[Rows from a dataset]
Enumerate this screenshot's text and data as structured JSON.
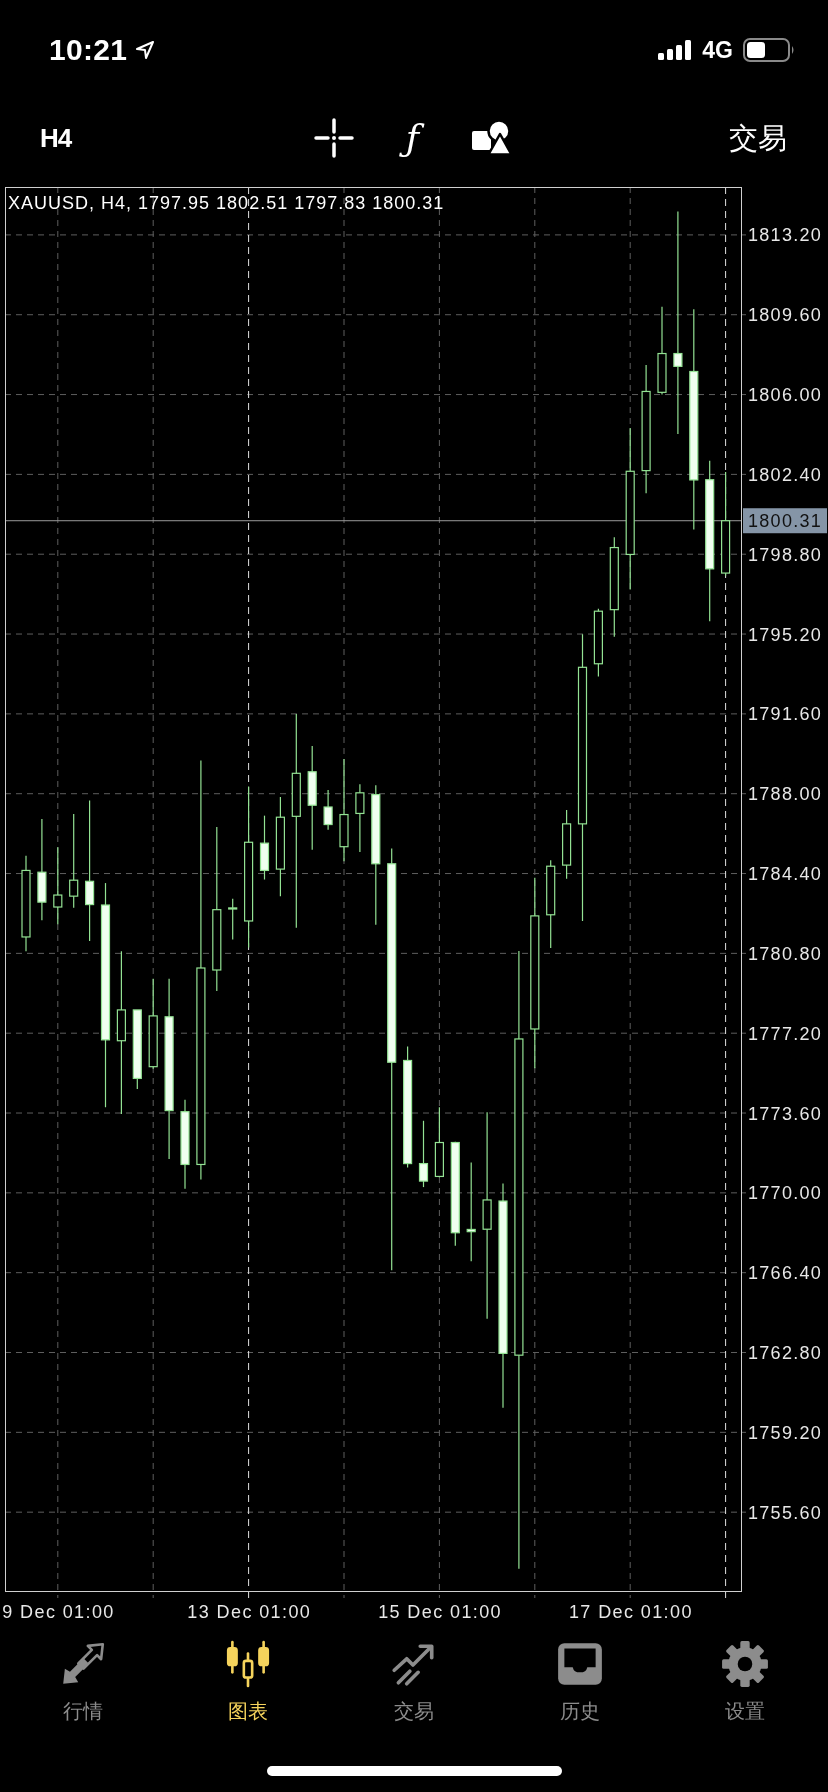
{
  "status_bar": {
    "time": "10:21",
    "network": "4G"
  },
  "toolbar": {
    "timeframe": "H4",
    "tools": [
      {
        "kind": "crosshair"
      },
      {
        "kind": "function",
        "glyph": "ƒ"
      },
      {
        "kind": "objects"
      }
    ],
    "trade": "交易"
  },
  "chart": {
    "chart_data": {
      "type": "candlestick",
      "title": "XAUUSD, H4, 1797.95 1802.51 1797.83 1800.31",
      "categories": [
        null,
        null,
        "9 Dec 01:00",
        null,
        null,
        null,
        null,
        null,
        null,
        null,
        null,
        null,
        null,
        null,
        "13 Dec 01:00",
        null,
        null,
        null,
        null,
        null,
        null,
        null,
        null,
        null,
        null,
        null,
        "15 Dec 01:00",
        null,
        null,
        null,
        null,
        null,
        null,
        null,
        null,
        null,
        null,
        null,
        "17 Dec 01:00",
        null,
        null,
        null,
        null,
        null,
        null
      ],
      "ohlc": [
        [
          1781.54,
          1785.2,
          1780.9,
          1784.54
        ],
        [
          1784.46,
          1786.86,
          1782.29,
          1783.11
        ],
        [
          1782.89,
          1785.58,
          1782.11,
          1783.43
        ],
        [
          1783.38,
          1787.09,
          1782.86,
          1784.1
        ],
        [
          1784.05,
          1787.69,
          1781.36,
          1783.0
        ],
        [
          1782.98,
          1783.97,
          1773.86,
          1776.9
        ],
        [
          1776.86,
          1780.9,
          1773.56,
          1778.25
        ],
        [
          1778.25,
          1778.25,
          1774.68,
          1775.16
        ],
        [
          1775.69,
          1779.66,
          1775.6,
          1777.98
        ],
        [
          1777.94,
          1779.66,
          1771.53,
          1773.71
        ],
        [
          1773.66,
          1774.2,
          1770.18,
          1771.28
        ],
        [
          1771.28,
          1789.5,
          1770.6,
          1780.14
        ],
        [
          1780.05,
          1786.5,
          1779.1,
          1782.77
        ],
        [
          1782.8,
          1783.26,
          1781.43,
          1782.85
        ],
        [
          1782.26,
          1788.33,
          1781.06,
          1785.81
        ],
        [
          1785.77,
          1787.01,
          1784.13,
          1784.54
        ],
        [
          1784.6,
          1787.85,
          1783.38,
          1786.94
        ],
        [
          1786.98,
          1791.6,
          1781.96,
          1788.92
        ],
        [
          1788.99,
          1790.15,
          1785.47,
          1787.48
        ],
        [
          1787.4,
          1788.17,
          1786.37,
          1786.61
        ],
        [
          1785.61,
          1789.57,
          1784.95,
          1787.06
        ],
        [
          1787.11,
          1788.43,
          1785.37,
          1788.04
        ],
        [
          1787.96,
          1788.38,
          1782.09,
          1784.84
        ],
        [
          1784.84,
          1785.53,
          1766.51,
          1775.89
        ],
        [
          1775.97,
          1776.6,
          1771.14,
          1771.32
        ],
        [
          1771.32,
          1773.25,
          1770.26,
          1770.53
        ],
        [
          1770.74,
          1773.86,
          1770.7,
          1772.27
        ],
        [
          1772.27,
          1772.3,
          1767.62,
          1768.2
        ],
        [
          1768.35,
          1771.37,
          1766.91,
          1768.25
        ],
        [
          1768.36,
          1773.64,
          1764.32,
          1769.68
        ],
        [
          1769.63,
          1770.42,
          1760.31,
          1762.76
        ],
        [
          1762.68,
          1780.91,
          1753.05,
          1776.94
        ],
        [
          1777.39,
          1784.21,
          1775.62,
          1782.49
        ],
        [
          1782.54,
          1785.0,
          1781.04,
          1784.73
        ],
        [
          1784.78,
          1787.26,
          1784.16,
          1786.64
        ],
        [
          1786.64,
          1795.19,
          1782.26,
          1793.7
        ],
        [
          1793.86,
          1796.34,
          1793.29,
          1796.23
        ],
        [
          1796.3,
          1799.56,
          1795.08,
          1799.1
        ],
        [
          1798.79,
          1804.49,
          1797.21,
          1802.54
        ],
        [
          1802.57,
          1807.33,
          1801.55,
          1806.14
        ],
        [
          1806.1,
          1809.96,
          1806.0,
          1807.85
        ],
        [
          1807.85,
          1814.25,
          1804.22,
          1807.27
        ],
        [
          1807.04,
          1809.85,
          1799.91,
          1802.15
        ],
        [
          1802.16,
          1803.02,
          1795.78,
          1798.14
        ],
        [
          1797.95,
          1802.51,
          1797.83,
          1800.31
        ]
      ],
      "ylim": [
        1752.0,
        1815.36
      ],
      "yticks": [
        {
          "value": 1813.2,
          "label": "1813.20"
        },
        {
          "value": 1809.6,
          "label": "1809.60"
        },
        {
          "value": 1806.0,
          "label": "1806.00"
        },
        {
          "value": 1802.4,
          "label": "1802.40"
        },
        {
          "value": 1798.8,
          "label": "1798.80"
        },
        {
          "value": 1795.2,
          "label": "1795.20"
        },
        {
          "value": 1791.6,
          "label": "1791.60"
        },
        {
          "value": 1788.0,
          "label": "1788.00"
        },
        {
          "value": 1784.4,
          "label": "1784.40"
        },
        {
          "value": 1780.8,
          "label": "1780.80"
        },
        {
          "value": 1777.2,
          "label": "1777.20"
        },
        {
          "value": 1773.6,
          "label": "1773.60"
        },
        {
          "value": 1770.0,
          "label": "1770.00"
        },
        {
          "value": 1766.4,
          "label": "1766.40"
        },
        {
          "value": 1762.8,
          "label": "1762.80"
        },
        {
          "value": 1759.2,
          "label": "1759.20"
        },
        {
          "value": 1755.6,
          "label": "1755.60"
        }
      ],
      "grid": true,
      "ref_lines": [
        {
          "axis": "y",
          "value": 1800.31,
          "label": "1800.31"
        }
      ]
    }
  },
  "tabs": [
    {
      "kind": "quotes",
      "label": "行情",
      "selected": false
    },
    {
      "kind": "chart",
      "label": "图表",
      "selected": true
    },
    {
      "kind": "trade",
      "label": "交易",
      "selected": false
    },
    {
      "kind": "history",
      "label": "历史",
      "selected": false
    },
    {
      "kind": "settings",
      "label": "设置",
      "selected": false
    }
  ]
}
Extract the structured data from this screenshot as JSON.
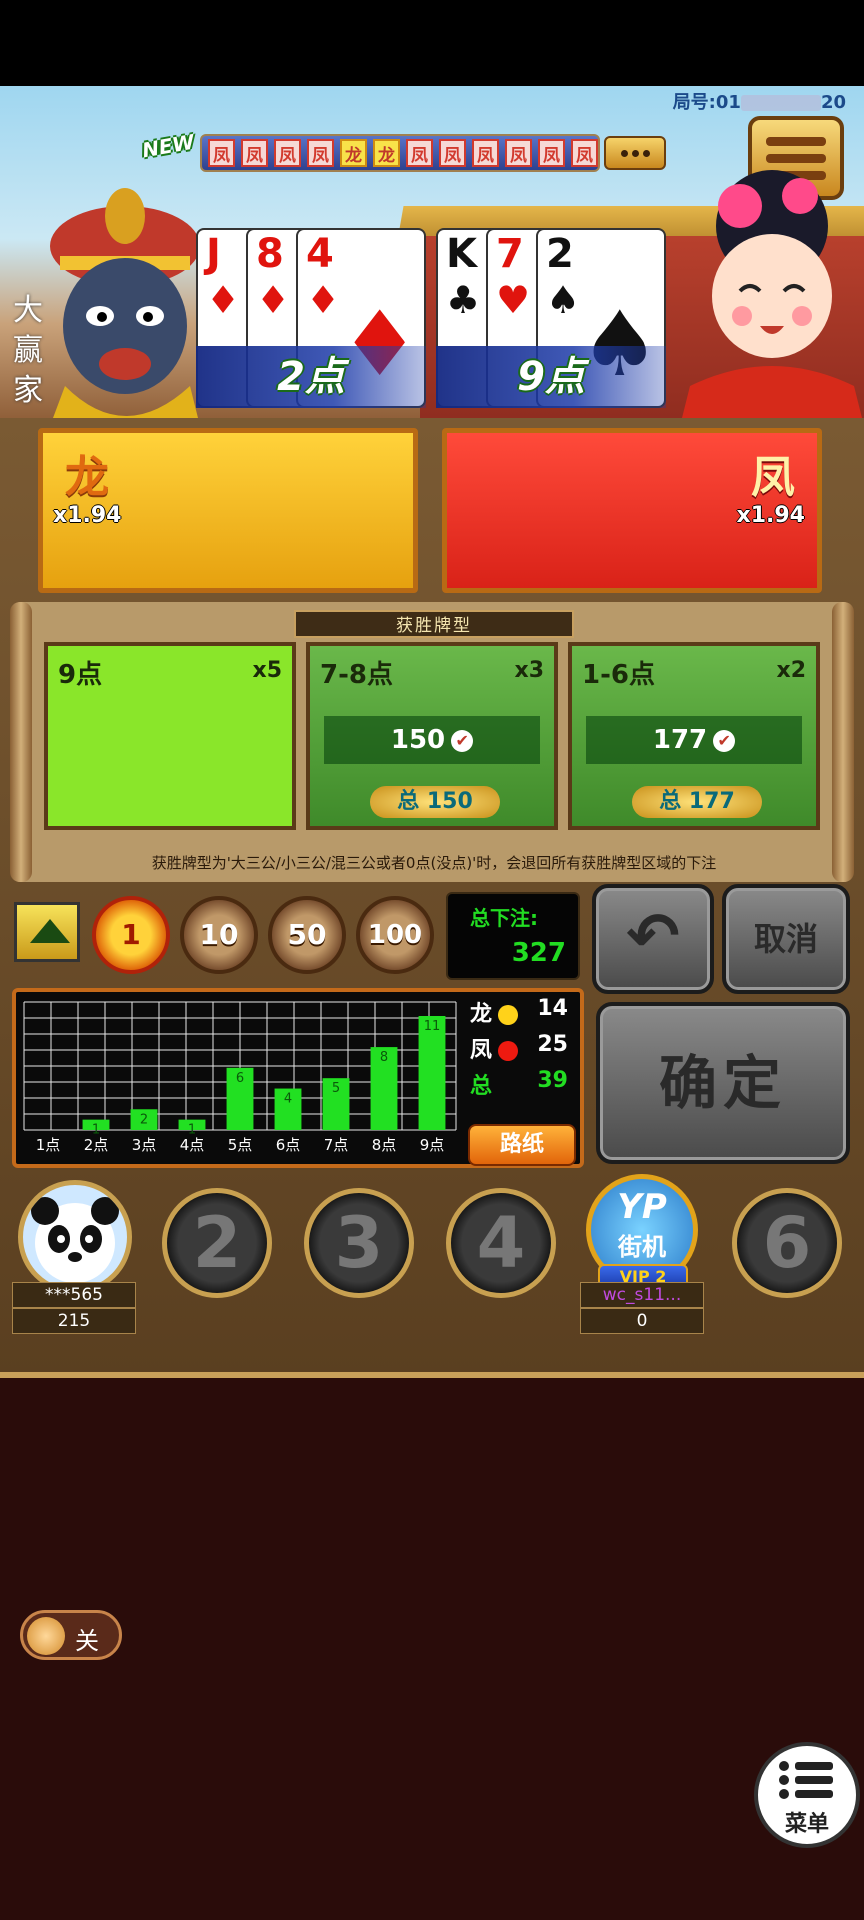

# [TASK BRIEF]
Transcribe the entries above verbatim, omitting their pictures.

# [PROBLEM SOLUTION]
Enumerate this screenshot's text and data as structured JSON.
{
  "status_bar": {
    "time": "10:21",
    "network": "4G"
  },
  "toolbar": {
    "timeframe": "H4",
    "tools": [
      {
        "kind": "crosshair"
      },
      {
        "kind": "function",
        "glyph": "ƒ"
      },
      {
        "kind": "objects"
      }
    ],
    "trade": "交易"
  },
  "chart": {
    "chart_data": {
      "type": "candlestick",
      "title": "XAUUSD, H4, 1797.95 1802.51 1797.83 1800.31",
      "categories": [
        null,
        null,
        "9 Dec 01:00",
        null,
        null,
        null,
        null,
        null,
        null,
        null,
        null,
        null,
        null,
        null,
        "13 Dec 01:00",
        null,
        null,
        null,
        null,
        null,
        null,
        null,
        null,
        null,
        null,
        null,
        "15 Dec 01:00",
        null,
        null,
        null,
        null,
        null,
        null,
        null,
        null,
        null,
        null,
        null,
        "17 Dec 01:00",
        null,
        null,
        null,
        null,
        null,
        null
      ],
      "ohlc": [
        [
          1781.54,
          1785.2,
          1780.9,
          1784.54
        ],
        [
          1784.46,
          1786.86,
          1782.29,
          1783.11
        ],
        [
          1782.89,
          1785.58,
          1782.11,
          1783.43
        ],
        [
          1783.38,
          1787.09,
          1782.86,
          1784.1
        ],
        [
          1784.05,
          1787.69,
          1781.36,
          1783.0
        ],
        [
          1782.98,
          1783.97,
          1773.86,
          1776.9
        ],
        [
          1776.86,
          1780.9,
          1773.56,
          1778.25
        ],
        [
          1778.25,
          1778.25,
          1774.68,
          1775.16
        ],
        [
          1775.69,
          1779.66,
          1775.6,
          1777.98
        ],
        [
          1777.94,
          1779.66,
          1771.53,
          1773.71
        ],
        [
          1773.66,
          1774.2,
          1770.18,
          1771.28
        ],
        [
          1771.28,
          1789.5,
          1770.6,
          1780.14
        ],
        [
          1780.05,
          1786.5,
          1779.1,
          1782.77
        ],
        [
          1782.8,
          1783.26,
          1781.43,
          1782.85
        ],
        [
          1782.26,
          1788.33,
          1781.06,
          1785.81
        ],
        [
          1785.77,
          1787.01,
          1784.13,
          1784.54
        ],
        [
          1784.6,
          1787.85,
          1783.38,
          1786.94
        ],
        [
          1786.98,
          1791.6,
          1781.96,
          1788.92
        ],
        [
          1788.99,
          1790.15,
          1785.47,
          1787.48
        ],
        [
          1787.4,
          1788.17,
          1786.37,
          1786.61
        ],
        [
          1785.61,
          1789.57,
          1784.95,
          1787.06
        ],
        [
          1787.11,
          1788.43,
          1785.37,
          1788.04
        ],
        [
          1787.96,
          1788.38,
          1782.09,
          1784.84
        ],
        [
          1784.84,
          1785.53,
          1766.51,
          1775.89
        ],
        [
          1775.97,
          1776.6,
          1771.14,
          1771.32
        ],
        [
          1771.32,
          1773.25,
          1770.26,
          1770.53
        ],
        [
          1770.74,
          1773.86,
          1770.7,
          1772.27
        ],
        [
          1772.27,
          1772.3,
          1767.62,
          1768.2
        ],
        [
          1768.35,
          1771.37,
          1766.91,
          1768.25
        ],
        [
          1768.36,
          1773.64,
          1764.32,
          1769.68
        ],
        [
          1769.63,
          1770.42,
          1760.31,
          1762.76
        ],
        [
          1762.68,
          1780.91,
          1753.05,
          1776.94
        ],
        [
          1777.39,
          1784.21,
          1775.62,
          1782.49
        ],
        [
          1782.54,
          1785.0,
          1781.04,
          1784.73
        ],
        [
          1784.78,
          1787.26,
          1784.16,
          1786.64
        ],
        [
          1786.64,
          1795.19,
          1782.26,
          1793.7
        ],
        [
          1793.86,
          1796.34,
          1793.29,
          1796.23
        ],
        [
          1796.3,
          1799.56,
          1795.08,
          1799.1
        ],
        [
          1798.79,
          1804.49,
          1797.21,
          1802.54
        ],
        [
          1802.57,
          1807.33,
          1801.55,
          1806.14
        ],
        [
          1806.1,
          1809.96,
          1806.0,
          1807.85
        ],
        [
          1807.85,
          1814.25,
          1804.22,
          1807.27
        ],
        [
          1807.04,
          1809.85,
          1799.91,
          1802.15
        ],
        [
          1802.16,
          1803.02,
          1795.78,
          1798.14
        ],
        [
          1797.95,
          1802.51,
          1797.83,
          1800.31
        ]
      ],
      "ylim": [
        1752.0,
        1815.36
      ],
      "yticks": [
        {
          "value": 1813.2,
          "label": "1813.20"
        },
        {
          "value": 1809.6,
          "label": "1809.60"
        },
        {
          "value": 1806.0,
          "label": "1806.00"
        },
        {
          "value": 1802.4,
          "label": "1802.40"
        },
        {
          "value": 1798.8,
          "label": "1798.80"
        },
        {
          "value": 1795.2,
          "label": "1795.20"
        },
        {
          "value": 1791.6,
          "label": "1791.60"
        },
        {
          "value": 1788.0,
          "label": "1788.00"
        },
        {
          "value": 1784.4,
          "label": "1784.40"
        },
        {
          "value": 1780.8,
          "label": "1780.80"
        },
        {
          "value": 1777.2,
          "label": "1777.20"
        },
        {
          "value": 1773.6,
          "label": "1773.60"
        },
        {
          "value": 1770.0,
          "label": "1770.00"
        },
        {
          "value": 1766.4,
          "label": "1766.40"
        },
        {
          "value": 1762.8,
          "label": "1762.80"
        },
        {
          "value": 1759.2,
          "label": "1759.20"
        },
        {
          "value": 1755.6,
          "label": "1755.60"
        }
      ],
      "grid": true,
      "ref_lines": [
        {
          "axis": "y",
          "value": 1800.31,
          "label": "1800.31"
        }
      ]
    }
  },
  "tabs": [
    {
      "kind": "quotes",
      "label": "行情",
      "selected": false
    },
    {
      "kind": "chart",
      "label": "图表",
      "selected": true
    },
    {
      "kind": "trade",
      "label": "交易",
      "selected": false
    },
    {
      "kind": "history",
      "label": "历史",
      "selected": false
    },
    {
      "kind": "settings",
      "label": "设置",
      "selected": false
    }
  ]
}
Extract the structured data from this screenshot as JSON.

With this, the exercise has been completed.